> _Work required_
Reproduce the listing below verbatim.

> _Dataset content_

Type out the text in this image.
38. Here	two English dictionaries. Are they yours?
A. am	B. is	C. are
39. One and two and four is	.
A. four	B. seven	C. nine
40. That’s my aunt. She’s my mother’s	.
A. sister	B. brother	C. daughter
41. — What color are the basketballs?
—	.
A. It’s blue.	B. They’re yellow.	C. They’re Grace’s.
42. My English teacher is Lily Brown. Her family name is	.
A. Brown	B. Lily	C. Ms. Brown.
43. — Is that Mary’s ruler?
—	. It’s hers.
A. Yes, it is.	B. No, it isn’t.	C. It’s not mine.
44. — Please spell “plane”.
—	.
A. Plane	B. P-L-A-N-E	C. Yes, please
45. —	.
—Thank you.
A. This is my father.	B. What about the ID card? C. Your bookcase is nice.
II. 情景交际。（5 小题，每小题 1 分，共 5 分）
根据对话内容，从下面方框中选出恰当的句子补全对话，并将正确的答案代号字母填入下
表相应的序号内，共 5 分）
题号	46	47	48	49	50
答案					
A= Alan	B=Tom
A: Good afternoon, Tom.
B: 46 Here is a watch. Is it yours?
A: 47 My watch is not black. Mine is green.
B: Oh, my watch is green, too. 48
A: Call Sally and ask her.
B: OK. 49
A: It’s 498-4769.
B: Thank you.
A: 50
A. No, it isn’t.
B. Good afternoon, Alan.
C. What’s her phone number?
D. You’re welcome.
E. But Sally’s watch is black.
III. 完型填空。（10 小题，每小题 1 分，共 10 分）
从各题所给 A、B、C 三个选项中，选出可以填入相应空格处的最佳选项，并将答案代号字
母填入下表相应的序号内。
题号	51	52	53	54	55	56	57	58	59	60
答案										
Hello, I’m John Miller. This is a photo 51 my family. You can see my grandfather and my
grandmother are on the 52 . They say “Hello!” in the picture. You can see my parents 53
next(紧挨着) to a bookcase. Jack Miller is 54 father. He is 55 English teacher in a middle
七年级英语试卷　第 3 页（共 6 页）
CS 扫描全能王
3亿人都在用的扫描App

> _Correct output_
Type out the text in this image.
38. Here	two English dictionaries. Are they yours?
A. am	B. is	C. are
39. One and two and four is	.
A. four	B. seven	C. nine
40. That’s my aunt. She’s my mother’s	.
A. sister	B. brother	C. daughter
41. — What color are the basketballs?
—	.
A. It’s blue.	B. They’re yellow.	C. They’re Grace’s.
42. My English teacher is Lily Brown. Her family name is	.
A. Brown	B. Lily	C. Ms. Brown.
43. — Is that Mary’s ruler?
—	. It’s hers.
A. Yes, it is.	B. No, it isn’t.	C. It’s not mine.
44. — Please spell “plane”.
—	.
A. Plane	B. P-L-A-N-E	C. Yes, please
45. —	.
—Thank you.
A. This is my father.	B. What about the ID card? C. Your bookcase is nice.
II. 情景交际。（5 小题，每小题 1 分，共 5 分）
根据对话内容，从下面方框中选出恰当的句子补全对话，并将正确的答案代号字母填入下
表相应的序号内，共 5 分）
题号	46	47	48	49	50
答案					
A= Alan	B=Tom
A: Good afternoon, Tom.
B: 46 Here is a watch. Is it yours?
A: 47 My watch is not black. Mine is green.
B: Oh, my watch is green, too. 48
A: Call Sally and ask her.
B: OK. 49
A: It’s 498-4769.
B: Thank you.
A: 50
A. No, it isn’t.
B. Good afternoon, Alan.
C. What’s her phone number?
D. You’re welcome.
E. But Sally’s watch is black.
III. 完型填空。（10 小题，每小题 1 分，共 10 分）
从各题所给 A、B、C 三个选项中，选出可以填入相应空格处的最佳选项，并将答案代号字
母填入下表相应的序号内。
题号	51	52	53	54	55	56	57	58	59	60
答案										
Hello, I’m John Miller. This is a photo 51 my family. You can see my grandfather and my
grandmother are on the 52 . They say “Hello!” in the picture. You can see my parents 53
next(紧挨着) to a bookcase. Jack Miller is 54 father. He is 55 English teacher in a middle
七年级英语试卷　第 3 页（共 6 页）
CS 扫描全能王
3亿人都在用的扫描App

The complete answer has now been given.